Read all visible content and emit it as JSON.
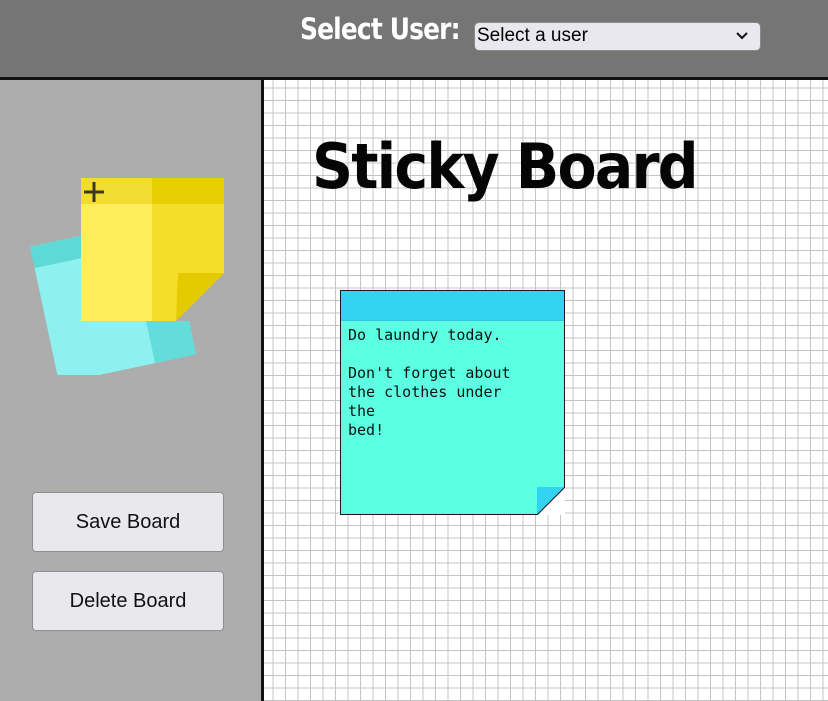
{
  "header": {
    "select_label": "Select User:",
    "user_select": {
      "selected": "Select a user"
    }
  },
  "sidebar": {
    "logo_icon": "sticky-notes-add-icon",
    "save_label": "Save Board",
    "delete_label": "Delete Board"
  },
  "board": {
    "title": "Sticky Board",
    "notes": [
      {
        "text": "Do laundry today.\n\nDon't forget about\nthe clothes under\nthe\nbed!",
        "color": "#5cffe2",
        "header_color": "#33d4f2"
      }
    ]
  },
  "colors": {
    "topbar": "#757575",
    "sidebar": "#adadad",
    "note_body": "#5cffe2",
    "note_header": "#33d4f2",
    "logo_yellow": "#ffee5c",
    "logo_cyan": "#8ff1ef"
  }
}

**Task to complete:** Print every record above exactly as written, leaving out the pictures.

**Full output:**
Read all visible content and emit it as JSON.
{
  "header": {
    "select_label": "Select User:",
    "user_select": {
      "selected": "Select a user"
    }
  },
  "sidebar": {
    "logo_icon": "sticky-notes-add-icon",
    "save_label": "Save Board",
    "delete_label": "Delete Board"
  },
  "board": {
    "title": "Sticky Board",
    "notes": [
      {
        "text": "Do laundry today.\n\nDon't forget about\nthe clothes under\nthe\nbed!",
        "color": "#5cffe2",
        "header_color": "#33d4f2"
      }
    ]
  },
  "colors": {
    "topbar": "#757575",
    "sidebar": "#adadad",
    "note_body": "#5cffe2",
    "note_header": "#33d4f2",
    "logo_yellow": "#ffee5c",
    "logo_cyan": "#8ff1ef"
  }
}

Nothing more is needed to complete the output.